Your goal:
What follows is a listing; restate every line of it word for word.
++++ Extracted data ++++
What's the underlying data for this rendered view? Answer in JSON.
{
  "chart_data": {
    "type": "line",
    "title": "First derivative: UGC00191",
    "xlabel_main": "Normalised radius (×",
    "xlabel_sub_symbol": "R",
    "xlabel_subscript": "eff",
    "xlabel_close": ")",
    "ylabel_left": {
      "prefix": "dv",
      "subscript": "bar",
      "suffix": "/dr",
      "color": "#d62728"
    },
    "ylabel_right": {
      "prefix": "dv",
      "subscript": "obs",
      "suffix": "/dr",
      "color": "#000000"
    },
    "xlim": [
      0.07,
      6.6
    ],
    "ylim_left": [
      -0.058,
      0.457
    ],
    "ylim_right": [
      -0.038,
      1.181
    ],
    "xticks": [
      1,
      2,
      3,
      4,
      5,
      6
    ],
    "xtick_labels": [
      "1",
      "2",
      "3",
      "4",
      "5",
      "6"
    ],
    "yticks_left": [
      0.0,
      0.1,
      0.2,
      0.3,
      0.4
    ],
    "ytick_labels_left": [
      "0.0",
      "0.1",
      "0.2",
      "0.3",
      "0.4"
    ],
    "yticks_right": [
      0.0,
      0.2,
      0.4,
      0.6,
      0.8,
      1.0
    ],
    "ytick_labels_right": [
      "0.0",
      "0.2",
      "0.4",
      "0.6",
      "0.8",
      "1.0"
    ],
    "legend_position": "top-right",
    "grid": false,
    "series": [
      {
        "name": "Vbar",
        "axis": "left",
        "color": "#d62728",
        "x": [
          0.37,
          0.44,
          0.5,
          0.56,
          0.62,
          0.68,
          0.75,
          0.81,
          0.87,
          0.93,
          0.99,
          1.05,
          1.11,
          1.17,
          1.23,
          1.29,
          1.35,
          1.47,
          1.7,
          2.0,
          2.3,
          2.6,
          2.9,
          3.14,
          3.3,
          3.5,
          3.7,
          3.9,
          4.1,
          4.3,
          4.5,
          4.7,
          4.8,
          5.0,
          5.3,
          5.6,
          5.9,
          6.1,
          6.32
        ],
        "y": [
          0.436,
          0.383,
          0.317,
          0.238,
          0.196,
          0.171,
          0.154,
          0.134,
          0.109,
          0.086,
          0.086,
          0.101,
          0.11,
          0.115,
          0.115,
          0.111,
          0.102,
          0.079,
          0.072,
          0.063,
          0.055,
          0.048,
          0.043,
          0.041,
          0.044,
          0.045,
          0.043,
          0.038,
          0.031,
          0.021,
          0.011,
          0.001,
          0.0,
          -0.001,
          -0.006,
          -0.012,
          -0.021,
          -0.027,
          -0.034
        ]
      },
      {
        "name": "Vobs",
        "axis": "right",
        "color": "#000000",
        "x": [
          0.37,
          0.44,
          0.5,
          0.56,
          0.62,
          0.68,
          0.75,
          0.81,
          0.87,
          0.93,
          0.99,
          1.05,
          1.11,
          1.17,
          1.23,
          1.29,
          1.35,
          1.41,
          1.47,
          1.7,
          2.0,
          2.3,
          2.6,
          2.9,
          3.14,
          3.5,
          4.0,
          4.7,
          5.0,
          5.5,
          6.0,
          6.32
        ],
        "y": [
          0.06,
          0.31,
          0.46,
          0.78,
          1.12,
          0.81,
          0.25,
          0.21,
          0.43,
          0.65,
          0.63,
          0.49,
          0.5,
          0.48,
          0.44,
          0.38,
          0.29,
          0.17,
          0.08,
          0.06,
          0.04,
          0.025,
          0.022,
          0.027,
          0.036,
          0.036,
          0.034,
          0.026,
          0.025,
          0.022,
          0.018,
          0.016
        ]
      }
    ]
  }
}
++++
Solution:
What's the underlying data for this rendered view? Answer in JSON.
{
  "chart_data": {
    "type": "line",
    "title": "First derivative: UGC00191",
    "xlabel_main": "Normalised radius (×",
    "xlabel_sub_symbol": "R",
    "xlabel_subscript": "eff",
    "xlabel_close": ")",
    "ylabel_left": {
      "prefix": "dv",
      "subscript": "bar",
      "suffix": "/dr",
      "color": "#d62728"
    },
    "ylabel_right": {
      "prefix": "dv",
      "subscript": "obs",
      "suffix": "/dr",
      "color": "#000000"
    },
    "xlim": [
      0.07,
      6.6
    ],
    "ylim_left": [
      -0.058,
      0.457
    ],
    "ylim_right": [
      -0.038,
      1.181
    ],
    "xticks": [
      1,
      2,
      3,
      4,
      5,
      6
    ],
    "xtick_labels": [
      "1",
      "2",
      "3",
      "4",
      "5",
      "6"
    ],
    "yticks_left": [
      0.0,
      0.1,
      0.2,
      0.3,
      0.4
    ],
    "ytick_labels_left": [
      "0.0",
      "0.1",
      "0.2",
      "0.3",
      "0.4"
    ],
    "yticks_right": [
      0.0,
      0.2,
      0.4,
      0.6,
      0.8,
      1.0
    ],
    "ytick_labels_right": [
      "0.0",
      "0.2",
      "0.4",
      "0.6",
      "0.8",
      "1.0"
    ],
    "legend_position": "top-right",
    "grid": false,
    "series": [
      {
        "name": "Vbar",
        "axis": "left",
        "color": "#d62728",
        "x": [
          0.37,
          0.44,
          0.5,
          0.56,
          0.62,
          0.68,
          0.75,
          0.81,
          0.87,
          0.93,
          0.99,
          1.05,
          1.11,
          1.17,
          1.23,
          1.29,
          1.35,
          1.47,
          1.7,
          2.0,
          2.3,
          2.6,
          2.9,
          3.14,
          3.3,
          3.5,
          3.7,
          3.9,
          4.1,
          4.3,
          4.5,
          4.7,
          4.8,
          5.0,
          5.3,
          5.6,
          5.9,
          6.1,
          6.32
        ],
        "y": [
          0.436,
          0.383,
          0.317,
          0.238,
          0.196,
          0.171,
          0.154,
          0.134,
          0.109,
          0.086,
          0.086,
          0.101,
          0.11,
          0.115,
          0.115,
          0.111,
          0.102,
          0.079,
          0.072,
          0.063,
          0.055,
          0.048,
          0.043,
          0.041,
          0.044,
          0.045,
          0.043,
          0.038,
          0.031,
          0.021,
          0.011,
          0.001,
          0.0,
          -0.001,
          -0.006,
          -0.012,
          -0.021,
          -0.027,
          -0.034
        ]
      },
      {
        "name": "Vobs",
        "axis": "right",
        "color": "#000000",
        "x": [
          0.37,
          0.44,
          0.5,
          0.56,
          0.62,
          0.68,
          0.75,
          0.81,
          0.87,
          0.93,
          0.99,
          1.05,
          1.11,
          1.17,
          1.23,
          1.29,
          1.35,
          1.41,
          1.47,
          1.7,
          2.0,
          2.3,
          2.6,
          2.9,
          3.14,
          3.5,
          4.0,
          4.7,
          5.0,
          5.5,
          6.0,
          6.32
        ],
        "y": [
          0.06,
          0.31,
          0.46,
          0.78,
          1.12,
          0.81,
          0.25,
          0.21,
          0.43,
          0.65,
          0.63,
          0.49,
          0.5,
          0.48,
          0.44,
          0.38,
          0.29,
          0.17,
          0.08,
          0.06,
          0.04,
          0.025,
          0.022,
          0.027,
          0.036,
          0.036,
          0.034,
          0.026,
          0.025,
          0.022,
          0.018,
          0.016
        ]
      }
    ]
  }
}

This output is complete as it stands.